DO THIS ▸ From the listing below, copy every line with the word "MSLP".

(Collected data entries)

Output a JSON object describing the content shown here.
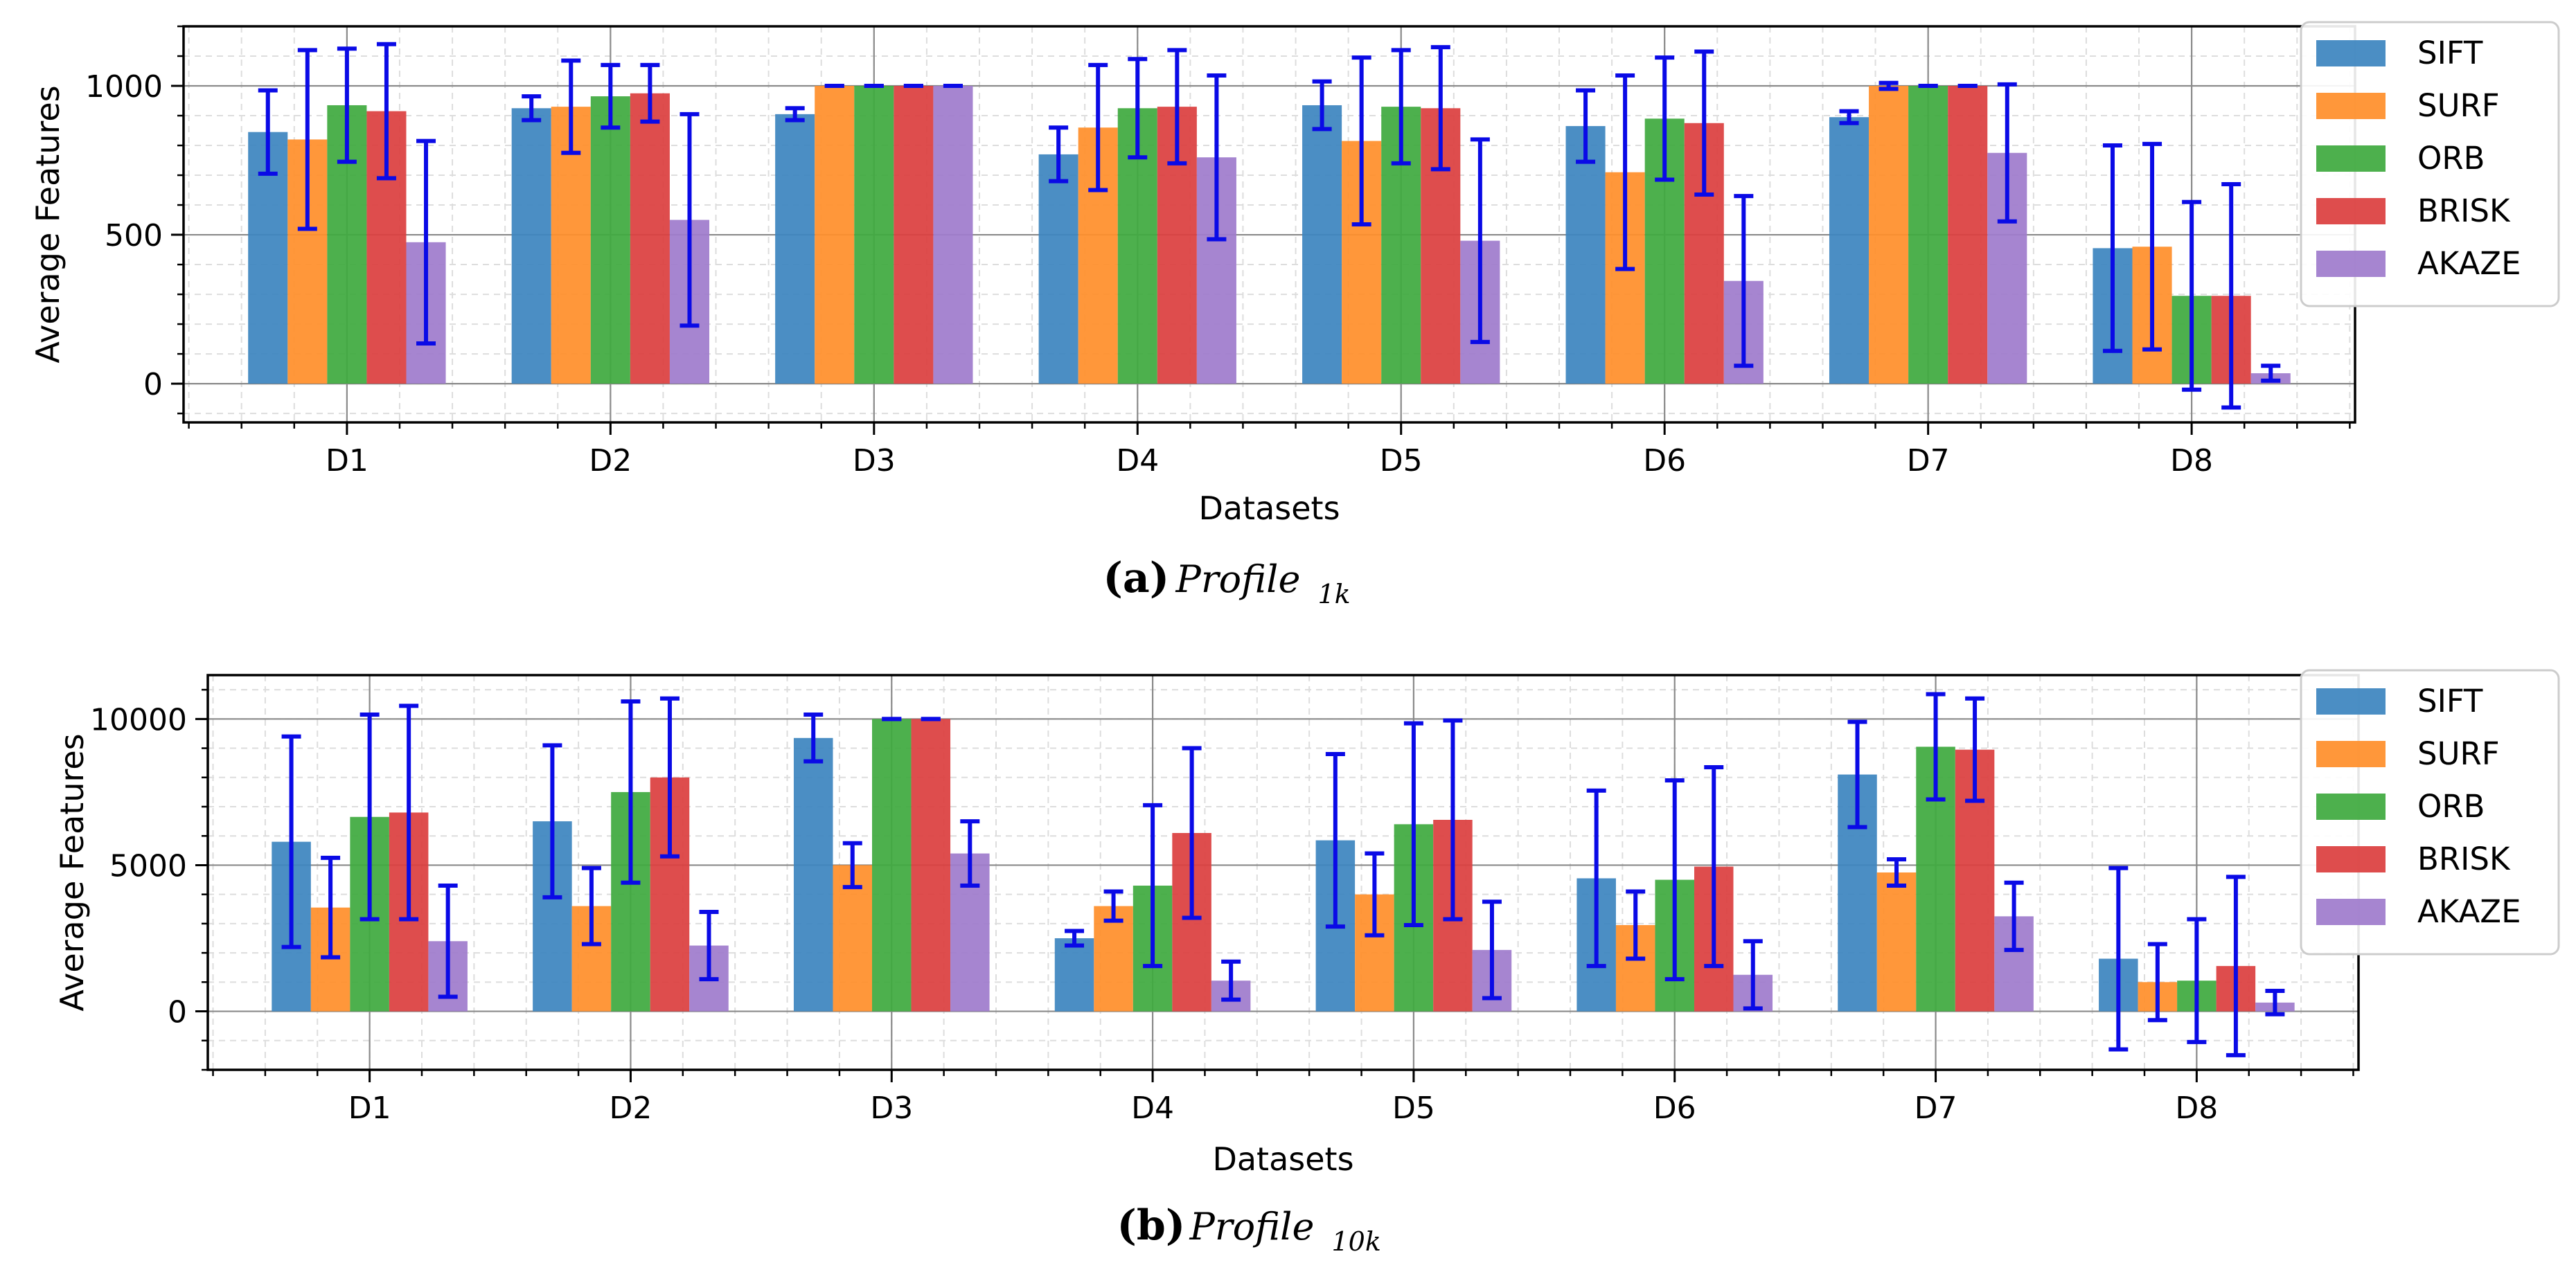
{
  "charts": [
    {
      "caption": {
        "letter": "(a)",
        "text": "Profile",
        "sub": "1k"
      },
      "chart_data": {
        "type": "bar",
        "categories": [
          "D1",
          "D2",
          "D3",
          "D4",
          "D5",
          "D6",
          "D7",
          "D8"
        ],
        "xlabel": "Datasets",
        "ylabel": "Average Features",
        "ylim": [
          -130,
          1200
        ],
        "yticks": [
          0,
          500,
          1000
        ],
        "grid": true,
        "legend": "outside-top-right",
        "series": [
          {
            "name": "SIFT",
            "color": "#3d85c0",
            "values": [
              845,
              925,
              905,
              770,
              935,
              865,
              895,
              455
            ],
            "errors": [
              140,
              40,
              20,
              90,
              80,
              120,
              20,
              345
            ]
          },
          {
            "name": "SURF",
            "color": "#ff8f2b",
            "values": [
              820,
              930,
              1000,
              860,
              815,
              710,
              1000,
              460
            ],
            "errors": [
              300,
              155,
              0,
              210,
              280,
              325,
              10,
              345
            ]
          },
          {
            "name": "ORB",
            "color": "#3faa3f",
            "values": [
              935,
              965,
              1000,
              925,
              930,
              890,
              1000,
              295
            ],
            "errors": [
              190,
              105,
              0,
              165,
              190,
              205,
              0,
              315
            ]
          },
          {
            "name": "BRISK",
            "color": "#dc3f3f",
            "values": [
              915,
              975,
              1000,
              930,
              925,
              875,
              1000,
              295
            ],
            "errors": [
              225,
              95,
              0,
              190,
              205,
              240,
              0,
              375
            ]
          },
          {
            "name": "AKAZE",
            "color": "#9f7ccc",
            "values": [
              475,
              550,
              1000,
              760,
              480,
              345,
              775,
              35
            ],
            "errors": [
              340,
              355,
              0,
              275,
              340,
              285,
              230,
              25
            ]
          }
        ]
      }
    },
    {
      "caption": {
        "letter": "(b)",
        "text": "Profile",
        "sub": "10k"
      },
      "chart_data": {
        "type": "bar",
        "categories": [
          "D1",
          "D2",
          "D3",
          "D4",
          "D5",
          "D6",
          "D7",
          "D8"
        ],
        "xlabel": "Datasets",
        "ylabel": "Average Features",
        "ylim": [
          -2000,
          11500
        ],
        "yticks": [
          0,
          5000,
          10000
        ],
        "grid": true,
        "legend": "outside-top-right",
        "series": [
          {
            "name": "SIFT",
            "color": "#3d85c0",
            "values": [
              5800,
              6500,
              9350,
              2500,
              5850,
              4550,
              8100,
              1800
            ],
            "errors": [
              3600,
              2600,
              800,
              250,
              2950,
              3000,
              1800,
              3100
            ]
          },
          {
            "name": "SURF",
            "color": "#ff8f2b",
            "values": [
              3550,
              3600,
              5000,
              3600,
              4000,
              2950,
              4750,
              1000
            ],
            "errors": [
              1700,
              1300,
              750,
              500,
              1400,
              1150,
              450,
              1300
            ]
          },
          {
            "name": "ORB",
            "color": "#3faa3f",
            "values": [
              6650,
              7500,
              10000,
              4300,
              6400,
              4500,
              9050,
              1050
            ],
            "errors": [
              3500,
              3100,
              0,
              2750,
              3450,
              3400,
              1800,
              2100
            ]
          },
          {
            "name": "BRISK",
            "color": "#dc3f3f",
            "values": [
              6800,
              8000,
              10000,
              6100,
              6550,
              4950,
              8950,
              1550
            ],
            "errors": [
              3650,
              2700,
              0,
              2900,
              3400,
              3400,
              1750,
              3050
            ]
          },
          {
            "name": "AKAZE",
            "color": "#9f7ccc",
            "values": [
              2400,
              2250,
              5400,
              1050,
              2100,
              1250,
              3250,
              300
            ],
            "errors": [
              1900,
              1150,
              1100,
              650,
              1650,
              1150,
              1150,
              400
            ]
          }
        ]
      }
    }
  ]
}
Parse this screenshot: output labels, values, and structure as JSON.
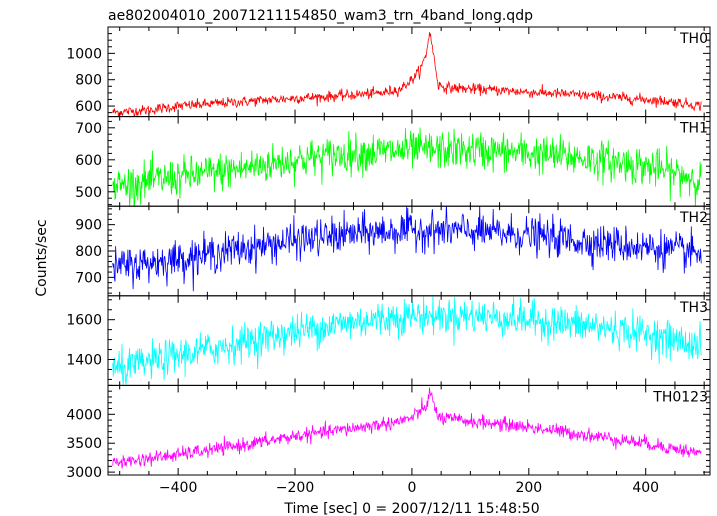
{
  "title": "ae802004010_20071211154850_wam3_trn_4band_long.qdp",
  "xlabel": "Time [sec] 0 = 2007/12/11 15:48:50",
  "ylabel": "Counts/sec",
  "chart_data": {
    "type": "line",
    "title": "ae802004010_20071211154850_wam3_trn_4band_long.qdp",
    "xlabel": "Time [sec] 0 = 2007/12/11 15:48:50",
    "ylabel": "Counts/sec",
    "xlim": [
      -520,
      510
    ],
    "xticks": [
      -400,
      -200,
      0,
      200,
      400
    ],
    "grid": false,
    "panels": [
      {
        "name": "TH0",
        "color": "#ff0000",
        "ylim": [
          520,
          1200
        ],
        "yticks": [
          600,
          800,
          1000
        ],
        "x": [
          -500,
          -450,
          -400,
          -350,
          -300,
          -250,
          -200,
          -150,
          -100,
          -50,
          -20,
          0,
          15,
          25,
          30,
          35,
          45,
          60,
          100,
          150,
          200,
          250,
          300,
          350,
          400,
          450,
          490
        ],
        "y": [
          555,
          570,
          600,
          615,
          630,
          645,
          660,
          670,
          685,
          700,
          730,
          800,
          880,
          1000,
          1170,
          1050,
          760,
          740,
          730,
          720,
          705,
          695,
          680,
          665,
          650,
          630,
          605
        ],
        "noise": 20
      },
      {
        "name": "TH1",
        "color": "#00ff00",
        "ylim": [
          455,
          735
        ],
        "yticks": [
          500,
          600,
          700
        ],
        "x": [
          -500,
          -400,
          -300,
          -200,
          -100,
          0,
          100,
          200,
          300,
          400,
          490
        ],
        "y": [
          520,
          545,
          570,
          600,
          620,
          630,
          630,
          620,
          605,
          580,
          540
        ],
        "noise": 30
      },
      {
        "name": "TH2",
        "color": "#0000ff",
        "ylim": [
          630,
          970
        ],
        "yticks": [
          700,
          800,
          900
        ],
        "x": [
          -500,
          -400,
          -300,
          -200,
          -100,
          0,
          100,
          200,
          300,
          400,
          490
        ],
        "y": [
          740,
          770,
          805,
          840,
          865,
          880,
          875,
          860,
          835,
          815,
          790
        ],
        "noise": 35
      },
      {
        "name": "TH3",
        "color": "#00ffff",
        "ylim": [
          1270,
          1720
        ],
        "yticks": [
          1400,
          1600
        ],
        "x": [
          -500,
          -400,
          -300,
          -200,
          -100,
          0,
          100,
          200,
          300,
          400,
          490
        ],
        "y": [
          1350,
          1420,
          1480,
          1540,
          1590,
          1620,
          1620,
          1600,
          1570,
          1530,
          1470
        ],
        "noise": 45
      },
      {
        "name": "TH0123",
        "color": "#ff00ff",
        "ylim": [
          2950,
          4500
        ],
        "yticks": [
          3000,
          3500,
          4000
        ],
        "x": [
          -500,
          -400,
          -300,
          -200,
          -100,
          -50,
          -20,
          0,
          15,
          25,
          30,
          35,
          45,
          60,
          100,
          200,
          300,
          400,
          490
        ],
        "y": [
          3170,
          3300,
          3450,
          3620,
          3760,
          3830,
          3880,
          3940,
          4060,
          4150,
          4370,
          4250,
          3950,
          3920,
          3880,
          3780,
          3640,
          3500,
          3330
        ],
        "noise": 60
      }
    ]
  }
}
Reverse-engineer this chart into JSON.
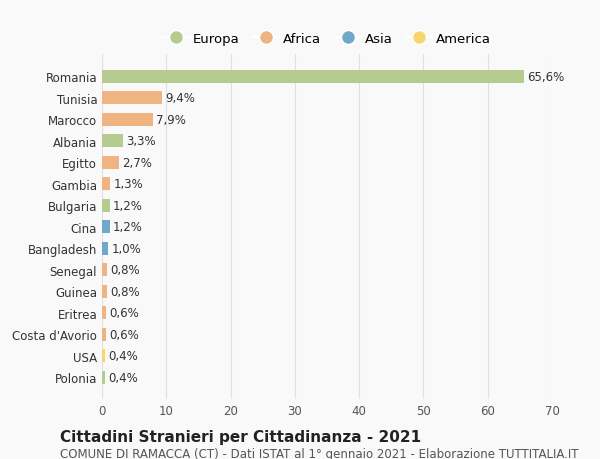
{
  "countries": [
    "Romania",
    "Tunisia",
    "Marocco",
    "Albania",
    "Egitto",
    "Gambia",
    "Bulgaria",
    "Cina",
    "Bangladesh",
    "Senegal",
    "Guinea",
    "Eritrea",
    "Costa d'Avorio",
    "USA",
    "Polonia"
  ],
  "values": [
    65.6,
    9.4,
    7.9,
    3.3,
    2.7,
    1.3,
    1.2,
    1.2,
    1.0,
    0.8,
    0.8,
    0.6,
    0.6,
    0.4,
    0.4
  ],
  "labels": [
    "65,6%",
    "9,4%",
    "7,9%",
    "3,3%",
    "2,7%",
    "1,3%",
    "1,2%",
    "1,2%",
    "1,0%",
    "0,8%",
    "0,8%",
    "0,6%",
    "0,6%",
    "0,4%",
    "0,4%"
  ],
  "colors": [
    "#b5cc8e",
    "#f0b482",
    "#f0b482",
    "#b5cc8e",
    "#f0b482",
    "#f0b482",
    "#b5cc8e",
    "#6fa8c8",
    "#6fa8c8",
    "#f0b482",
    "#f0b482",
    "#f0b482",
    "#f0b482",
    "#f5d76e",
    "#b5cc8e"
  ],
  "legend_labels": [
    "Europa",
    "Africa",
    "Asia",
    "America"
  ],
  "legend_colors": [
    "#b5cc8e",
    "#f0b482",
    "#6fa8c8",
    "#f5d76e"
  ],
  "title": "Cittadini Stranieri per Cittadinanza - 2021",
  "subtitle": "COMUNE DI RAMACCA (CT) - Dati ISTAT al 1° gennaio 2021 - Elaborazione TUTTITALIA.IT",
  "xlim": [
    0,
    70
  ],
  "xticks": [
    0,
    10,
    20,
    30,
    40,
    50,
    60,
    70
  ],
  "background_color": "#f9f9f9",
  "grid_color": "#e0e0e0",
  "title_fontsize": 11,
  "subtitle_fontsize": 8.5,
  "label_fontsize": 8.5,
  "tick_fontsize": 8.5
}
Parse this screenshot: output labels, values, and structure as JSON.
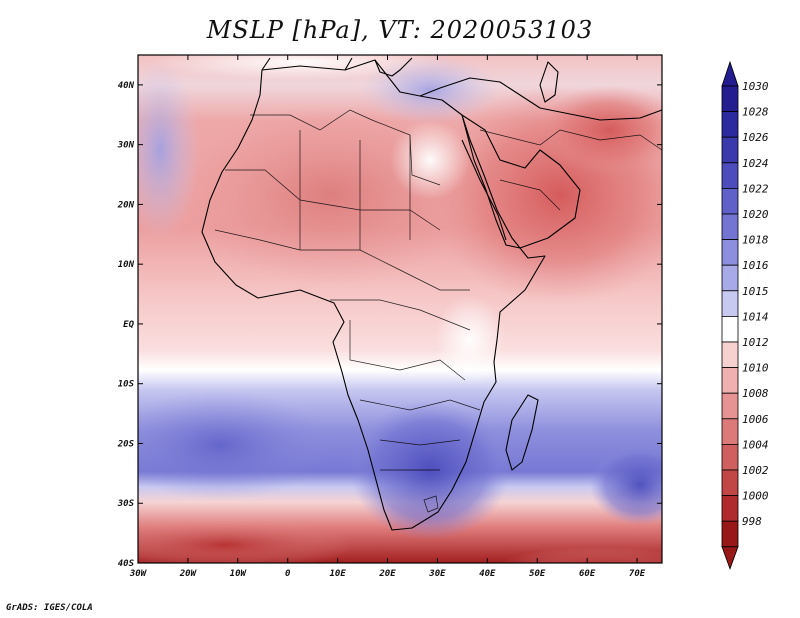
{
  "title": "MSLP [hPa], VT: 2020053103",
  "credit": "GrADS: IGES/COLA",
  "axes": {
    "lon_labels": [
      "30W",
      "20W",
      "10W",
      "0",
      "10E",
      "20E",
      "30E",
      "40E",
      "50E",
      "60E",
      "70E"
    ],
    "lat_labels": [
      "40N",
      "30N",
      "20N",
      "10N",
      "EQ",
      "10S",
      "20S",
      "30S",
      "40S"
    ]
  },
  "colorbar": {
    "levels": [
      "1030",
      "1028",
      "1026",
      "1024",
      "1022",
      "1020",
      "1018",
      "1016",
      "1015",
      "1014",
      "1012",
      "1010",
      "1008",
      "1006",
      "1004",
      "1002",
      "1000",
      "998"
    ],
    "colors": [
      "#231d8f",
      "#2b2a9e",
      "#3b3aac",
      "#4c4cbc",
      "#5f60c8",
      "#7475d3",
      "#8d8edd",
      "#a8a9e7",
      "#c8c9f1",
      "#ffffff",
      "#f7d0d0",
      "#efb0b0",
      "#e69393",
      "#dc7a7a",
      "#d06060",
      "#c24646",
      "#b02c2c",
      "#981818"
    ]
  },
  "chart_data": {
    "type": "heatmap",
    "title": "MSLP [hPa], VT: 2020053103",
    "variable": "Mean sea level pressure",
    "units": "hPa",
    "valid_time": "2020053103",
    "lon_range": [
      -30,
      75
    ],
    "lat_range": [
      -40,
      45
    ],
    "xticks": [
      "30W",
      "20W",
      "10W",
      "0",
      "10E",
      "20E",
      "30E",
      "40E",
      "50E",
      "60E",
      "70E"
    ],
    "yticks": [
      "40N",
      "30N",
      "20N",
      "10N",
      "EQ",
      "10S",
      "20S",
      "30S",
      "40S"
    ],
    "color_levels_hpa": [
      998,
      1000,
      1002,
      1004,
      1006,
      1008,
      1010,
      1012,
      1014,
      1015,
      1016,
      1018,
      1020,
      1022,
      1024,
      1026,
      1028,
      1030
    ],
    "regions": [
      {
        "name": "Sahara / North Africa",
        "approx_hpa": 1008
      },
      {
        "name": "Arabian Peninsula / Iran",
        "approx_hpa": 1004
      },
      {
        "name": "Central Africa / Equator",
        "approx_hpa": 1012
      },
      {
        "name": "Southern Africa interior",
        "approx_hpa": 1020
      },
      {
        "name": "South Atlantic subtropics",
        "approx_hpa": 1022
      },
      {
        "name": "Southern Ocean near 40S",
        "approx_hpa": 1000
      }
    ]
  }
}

RESPONSE FOR THIS EXERCISE ▸
  "title": "MSLP [hPa], VT: 2020053103",
    "title": "MSLP [hPa], VT: 2020053103",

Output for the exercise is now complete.